Find the number of lines below in which the word "направляет" appears, and write that number only.

■ ■ ■ ■ ■

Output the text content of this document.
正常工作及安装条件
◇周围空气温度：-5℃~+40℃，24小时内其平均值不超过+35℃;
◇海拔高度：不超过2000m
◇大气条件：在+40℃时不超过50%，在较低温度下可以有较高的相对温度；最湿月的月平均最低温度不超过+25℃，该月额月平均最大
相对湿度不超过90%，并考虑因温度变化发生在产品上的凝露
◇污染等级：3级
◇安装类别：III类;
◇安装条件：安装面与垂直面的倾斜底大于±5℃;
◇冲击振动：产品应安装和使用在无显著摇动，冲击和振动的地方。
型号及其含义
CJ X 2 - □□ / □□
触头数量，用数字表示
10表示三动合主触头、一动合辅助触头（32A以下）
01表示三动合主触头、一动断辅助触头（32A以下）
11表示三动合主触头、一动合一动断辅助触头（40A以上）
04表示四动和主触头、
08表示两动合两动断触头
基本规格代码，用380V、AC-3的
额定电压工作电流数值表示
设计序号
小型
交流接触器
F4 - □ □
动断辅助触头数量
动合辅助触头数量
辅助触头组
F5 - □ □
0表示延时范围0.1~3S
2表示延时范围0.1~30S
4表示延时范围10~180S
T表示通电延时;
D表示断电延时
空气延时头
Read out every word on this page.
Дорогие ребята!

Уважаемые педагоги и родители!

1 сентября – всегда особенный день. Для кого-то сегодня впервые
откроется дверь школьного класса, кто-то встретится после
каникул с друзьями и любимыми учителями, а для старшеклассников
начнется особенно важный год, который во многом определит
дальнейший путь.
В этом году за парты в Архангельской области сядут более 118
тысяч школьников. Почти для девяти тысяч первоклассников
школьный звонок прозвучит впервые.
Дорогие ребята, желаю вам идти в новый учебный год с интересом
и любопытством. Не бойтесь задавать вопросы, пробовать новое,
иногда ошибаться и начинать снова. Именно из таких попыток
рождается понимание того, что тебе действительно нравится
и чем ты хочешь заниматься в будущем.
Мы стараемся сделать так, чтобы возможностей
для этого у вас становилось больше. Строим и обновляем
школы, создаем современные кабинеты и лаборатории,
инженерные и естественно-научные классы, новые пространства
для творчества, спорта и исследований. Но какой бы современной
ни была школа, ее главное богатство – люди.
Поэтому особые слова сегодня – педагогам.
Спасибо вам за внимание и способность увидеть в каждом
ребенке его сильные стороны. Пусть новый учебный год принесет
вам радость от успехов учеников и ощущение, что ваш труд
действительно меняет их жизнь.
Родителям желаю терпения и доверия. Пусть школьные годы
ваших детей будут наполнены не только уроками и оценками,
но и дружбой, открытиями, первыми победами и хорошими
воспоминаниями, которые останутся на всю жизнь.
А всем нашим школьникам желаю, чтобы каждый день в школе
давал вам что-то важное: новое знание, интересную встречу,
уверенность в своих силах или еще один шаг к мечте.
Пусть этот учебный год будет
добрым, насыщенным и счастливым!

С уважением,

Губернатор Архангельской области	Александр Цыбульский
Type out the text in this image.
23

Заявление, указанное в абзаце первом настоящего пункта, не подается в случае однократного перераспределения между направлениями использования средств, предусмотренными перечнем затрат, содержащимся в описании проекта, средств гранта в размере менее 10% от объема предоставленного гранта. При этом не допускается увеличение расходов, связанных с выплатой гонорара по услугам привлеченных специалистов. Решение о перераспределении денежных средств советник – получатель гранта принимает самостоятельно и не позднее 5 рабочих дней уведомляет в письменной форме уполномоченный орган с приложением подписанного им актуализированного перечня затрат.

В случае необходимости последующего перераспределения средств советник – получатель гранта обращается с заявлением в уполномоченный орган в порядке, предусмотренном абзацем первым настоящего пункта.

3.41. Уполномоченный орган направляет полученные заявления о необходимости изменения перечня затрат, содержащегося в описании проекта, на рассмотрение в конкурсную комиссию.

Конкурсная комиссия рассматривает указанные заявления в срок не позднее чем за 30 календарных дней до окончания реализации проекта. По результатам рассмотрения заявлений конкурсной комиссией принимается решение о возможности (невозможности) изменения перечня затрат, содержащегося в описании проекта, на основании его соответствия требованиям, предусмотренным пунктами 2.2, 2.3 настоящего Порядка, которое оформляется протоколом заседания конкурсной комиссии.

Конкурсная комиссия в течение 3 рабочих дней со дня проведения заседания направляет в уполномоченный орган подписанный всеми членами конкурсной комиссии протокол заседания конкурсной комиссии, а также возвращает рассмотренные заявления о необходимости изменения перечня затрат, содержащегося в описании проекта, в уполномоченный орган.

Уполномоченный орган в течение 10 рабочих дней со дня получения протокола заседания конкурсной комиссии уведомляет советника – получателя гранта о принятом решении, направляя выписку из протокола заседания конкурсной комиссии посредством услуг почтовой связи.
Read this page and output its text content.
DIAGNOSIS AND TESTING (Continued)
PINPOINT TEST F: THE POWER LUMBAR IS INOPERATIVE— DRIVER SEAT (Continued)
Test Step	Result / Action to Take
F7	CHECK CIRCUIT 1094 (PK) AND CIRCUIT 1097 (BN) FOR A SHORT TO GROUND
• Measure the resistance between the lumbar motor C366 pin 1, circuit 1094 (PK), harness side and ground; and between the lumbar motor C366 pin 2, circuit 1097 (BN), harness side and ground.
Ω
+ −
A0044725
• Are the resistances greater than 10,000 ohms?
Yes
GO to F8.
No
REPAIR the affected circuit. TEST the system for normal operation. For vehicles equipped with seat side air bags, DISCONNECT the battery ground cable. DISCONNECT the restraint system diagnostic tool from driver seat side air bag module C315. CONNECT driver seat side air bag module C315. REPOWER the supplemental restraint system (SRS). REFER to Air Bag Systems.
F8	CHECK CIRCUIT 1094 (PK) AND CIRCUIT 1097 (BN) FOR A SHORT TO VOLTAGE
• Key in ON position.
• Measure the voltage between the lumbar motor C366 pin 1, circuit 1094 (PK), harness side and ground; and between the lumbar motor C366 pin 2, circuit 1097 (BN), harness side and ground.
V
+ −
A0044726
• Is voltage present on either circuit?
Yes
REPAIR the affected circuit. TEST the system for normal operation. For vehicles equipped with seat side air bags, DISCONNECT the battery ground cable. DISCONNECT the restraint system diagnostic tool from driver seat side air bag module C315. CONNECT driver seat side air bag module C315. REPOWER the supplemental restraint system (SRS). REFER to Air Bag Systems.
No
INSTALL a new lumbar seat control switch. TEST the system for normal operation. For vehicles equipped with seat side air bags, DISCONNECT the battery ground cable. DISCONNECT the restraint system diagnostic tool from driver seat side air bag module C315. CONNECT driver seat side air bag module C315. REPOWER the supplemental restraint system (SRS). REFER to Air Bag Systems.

■ ■ ■ ■ ■

Expected answer:
2